Chart and figure data
========

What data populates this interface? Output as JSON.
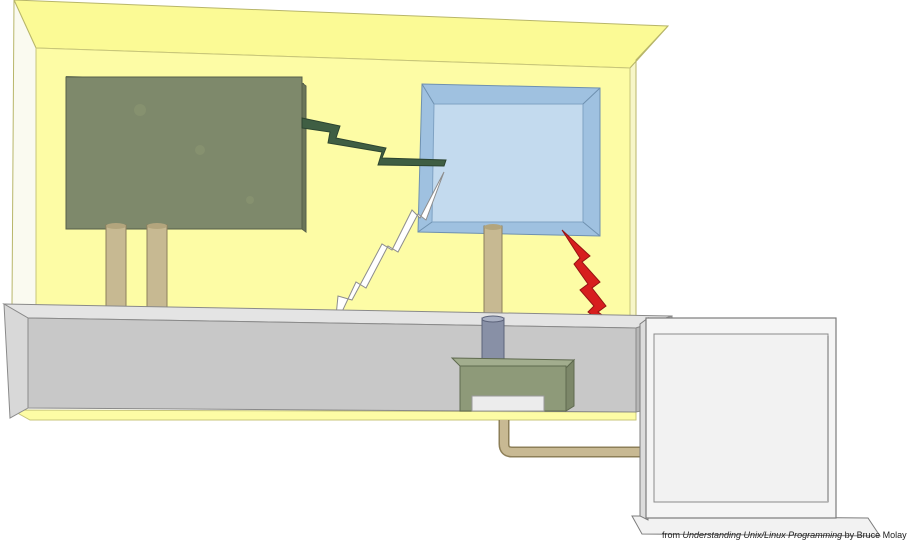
{
  "credit": {
    "prefix": "from ",
    "book_title": "Understanding Unix/Linux Programming",
    "suffix": " by Bruce Molay"
  },
  "colors": {
    "enclosure_yellow": "#fdfca5",
    "enclosure_top": "#fbfa95",
    "processor_box": "#7e896b",
    "memory_box": "#c3daee",
    "memory_frame": "#9fc1e0",
    "bus_bar": "#c8c8c8",
    "post": "#c7b992",
    "bolt_green": "#3f5e43",
    "bolt_white": "#ffffff",
    "bolt_red": "#d71e1e",
    "monitor": "#f2f2f2",
    "disk_unit": "#8e9a79",
    "cable": "#c8b993"
  },
  "icons": {
    "processor": "green-box-icon",
    "memory": "blue-frame-icon",
    "monitor": "monitor-icon",
    "disk": "disk-unit-icon",
    "signals": "lightning-bolt-icon"
  }
}
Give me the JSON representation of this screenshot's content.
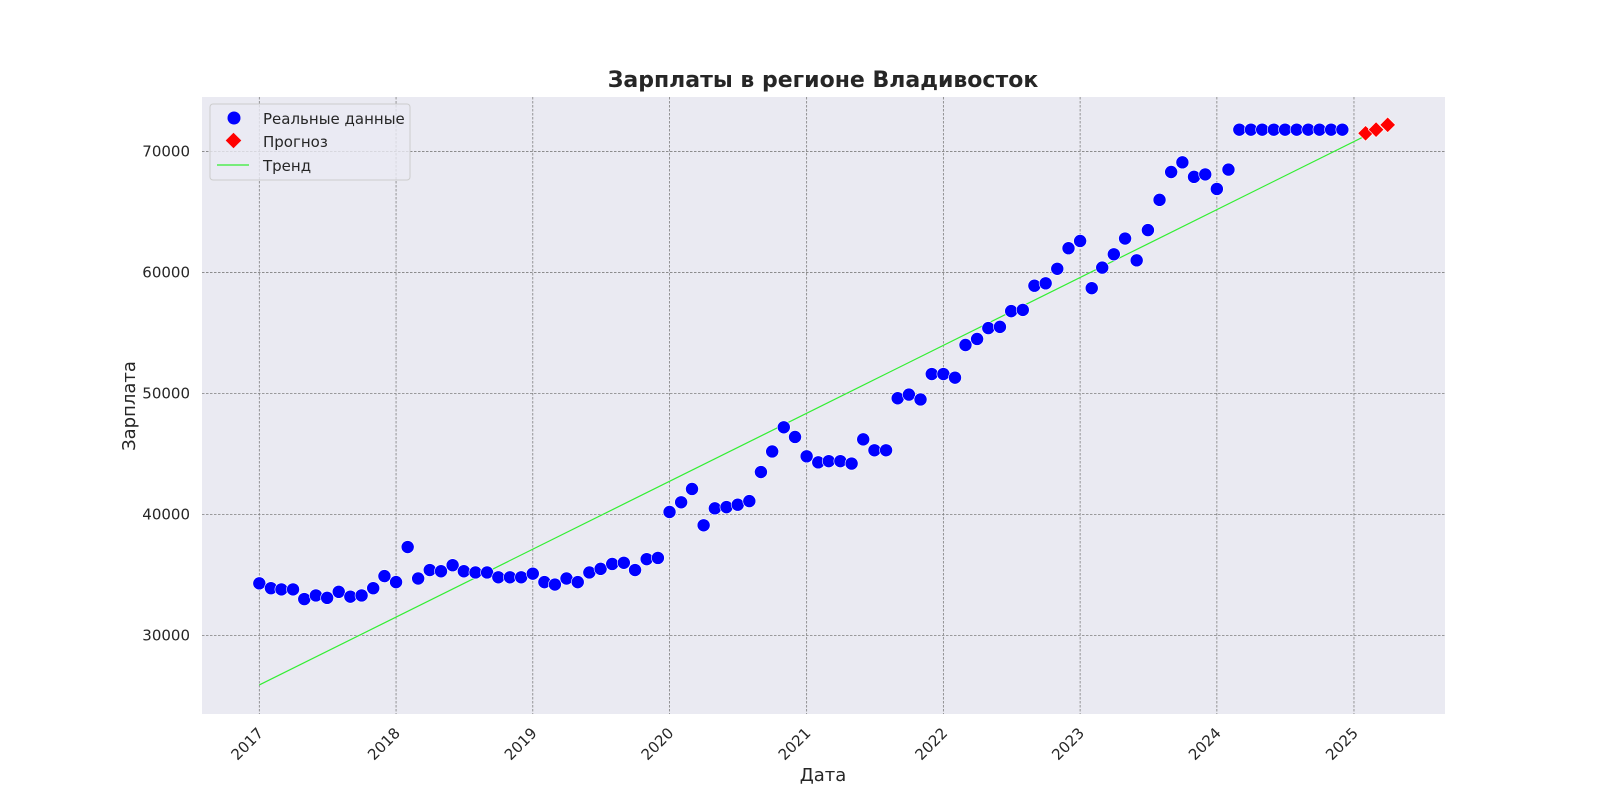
{
  "chart_data": {
    "type": "scatter",
    "title": "Зарплаты в регионе Владивосток",
    "xlabel": "Дата",
    "ylabel": "Зарплата",
    "x_tick_labels": [
      "2017",
      "2018",
      "2019",
      "2020",
      "2021",
      "2022",
      "2023",
      "2024",
      "2025"
    ],
    "y_ticks": [
      30000,
      40000,
      50000,
      60000,
      70000
    ],
    "x_range": [
      "2016-08-01",
      "2025-09-01"
    ],
    "ylim": [
      23500,
      74500
    ],
    "grid": true,
    "legend_position": "top-left",
    "colors": {
      "background": "#eaeaf2",
      "grid": "#7f7f7f",
      "actual": "#0000ff",
      "forecast": "#ff0000",
      "trend": "#33ee33"
    },
    "series": [
      {
        "name": "Реальные данные",
        "kind": "scatter",
        "marker": "circle",
        "color": "#0000ff",
        "start": "2017-01",
        "values": [
          34300,
          33900,
          33800,
          33800,
          33000,
          33300,
          33100,
          33600,
          33200,
          33300,
          33900,
          34900,
          34400,
          37300,
          34700,
          35400,
          35300,
          35800,
          35300,
          35200,
          35200,
          34800,
          34800,
          34800,
          35100,
          34400,
          34200,
          34700,
          34400,
          35200,
          35500,
          35900,
          36000,
          35400,
          36300,
          36400,
          40200,
          41000,
          42100,
          39100,
          40500,
          40600,
          40800,
          41100,
          43500,
          45200,
          47200,
          46400,
          44800,
          44300,
          44400,
          44400,
          44200,
          46200,
          45300,
          45300,
          49600,
          49900,
          49500,
          51600,
          51600,
          51300,
          54000,
          54500,
          55400,
          55500,
          56800,
          56900,
          58900,
          59100,
          60300,
          62000,
          62600,
          58700,
          60400,
          61500,
          62800,
          61000,
          63500,
          66000,
          68300,
          69100,
          67900,
          68100,
          66900,
          68500,
          71800,
          71800,
          71800,
          71800,
          71800,
          71800,
          71800,
          71800,
          71800,
          71800
        ]
      },
      {
        "name": "Прогноз",
        "kind": "scatter",
        "marker": "diamond",
        "color": "#ff0000",
        "points": [
          {
            "x": "2025-02",
            "y": 71500
          },
          {
            "x": "2025-03",
            "y": 71800
          },
          {
            "x": "2025-04",
            "y": 72200
          }
        ]
      },
      {
        "name": "Тренд",
        "kind": "line",
        "color": "#33ee33",
        "points": [
          {
            "x": "2017-01",
            "y": 25900
          },
          {
            "x": "2025-04",
            "y": 72200
          }
        ]
      }
    ]
  }
}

========

**Job:**
Reproduce every entry exactly, but omit each picture.

**Response to the exercise:**
What data populates this interface? Output as JSON.
{
  "credit": {
    "prefix": "from ",
    "book_title": "Understanding Unix/Linux Programming",
    "suffix": " by Bruce Molay"
  },
  "colors": {
    "enclosure_yellow": "#fdfca5",
    "enclosure_top": "#fbfa95",
    "processor_box": "#7e896b",
    "memory_box": "#c3daee",
    "memory_frame": "#9fc1e0",
    "bus_bar": "#c8c8c8",
    "post": "#c7b992",
    "bolt_green": "#3f5e43",
    "bolt_white": "#ffffff",
    "bolt_red": "#d71e1e",
    "monitor": "#f2f2f2",
    "disk_unit": "#8e9a79",
    "cable": "#c8b993"
  },
  "icons": {
    "processor": "green-box-icon",
    "memory": "blue-frame-icon",
    "monitor": "monitor-icon",
    "disk": "disk-unit-icon",
    "signals": "lightning-bolt-icon"
  }
}
Give me the JSON representation of this screenshot's content.
{
  "chart_data": {
    "type": "scatter",
    "title": "Зарплаты в регионе Владивосток",
    "xlabel": "Дата",
    "ylabel": "Зарплата",
    "x_tick_labels": [
      "2017",
      "2018",
      "2019",
      "2020",
      "2021",
      "2022",
      "2023",
      "2024",
      "2025"
    ],
    "y_ticks": [
      30000,
      40000,
      50000,
      60000,
      70000
    ],
    "x_range": [
      "2016-08-01",
      "2025-09-01"
    ],
    "ylim": [
      23500,
      74500
    ],
    "grid": true,
    "legend_position": "top-left",
    "colors": {
      "background": "#eaeaf2",
      "grid": "#7f7f7f",
      "actual": "#0000ff",
      "forecast": "#ff0000",
      "trend": "#33ee33"
    },
    "series": [
      {
        "name": "Реальные данные",
        "kind": "scatter",
        "marker": "circle",
        "color": "#0000ff",
        "start": "2017-01",
        "values": [
          34300,
          33900,
          33800,
          33800,
          33000,
          33300,
          33100,
          33600,
          33200,
          33300,
          33900,
          34900,
          34400,
          37300,
          34700,
          35400,
          35300,
          35800,
          35300,
          35200,
          35200,
          34800,
          34800,
          34800,
          35100,
          34400,
          34200,
          34700,
          34400,
          35200,
          35500,
          35900,
          36000,
          35400,
          36300,
          36400,
          40200,
          41000,
          42100,
          39100,
          40500,
          40600,
          40800,
          41100,
          43500,
          45200,
          47200,
          46400,
          44800,
          44300,
          44400,
          44400,
          44200,
          46200,
          45300,
          45300,
          49600,
          49900,
          49500,
          51600,
          51600,
          51300,
          54000,
          54500,
          55400,
          55500,
          56800,
          56900,
          58900,
          59100,
          60300,
          62000,
          62600,
          58700,
          60400,
          61500,
          62800,
          61000,
          63500,
          66000,
          68300,
          69100,
          67900,
          68100,
          66900,
          68500,
          71800,
          71800,
          71800,
          71800,
          71800,
          71800,
          71800,
          71800,
          71800,
          71800
        ]
      },
      {
        "name": "Прогноз",
        "kind": "scatter",
        "marker": "diamond",
        "color": "#ff0000",
        "points": [
          {
            "x": "2025-02",
            "y": 71500
          },
          {
            "x": "2025-03",
            "y": 71800
          },
          {
            "x": "2025-04",
            "y": 72200
          }
        ]
      },
      {
        "name": "Тренд",
        "kind": "line",
        "color": "#33ee33",
        "points": [
          {
            "x": "2017-01",
            "y": 25900
          },
          {
            "x": "2025-04",
            "y": 72200
          }
        ]
      }
    ]
  }
}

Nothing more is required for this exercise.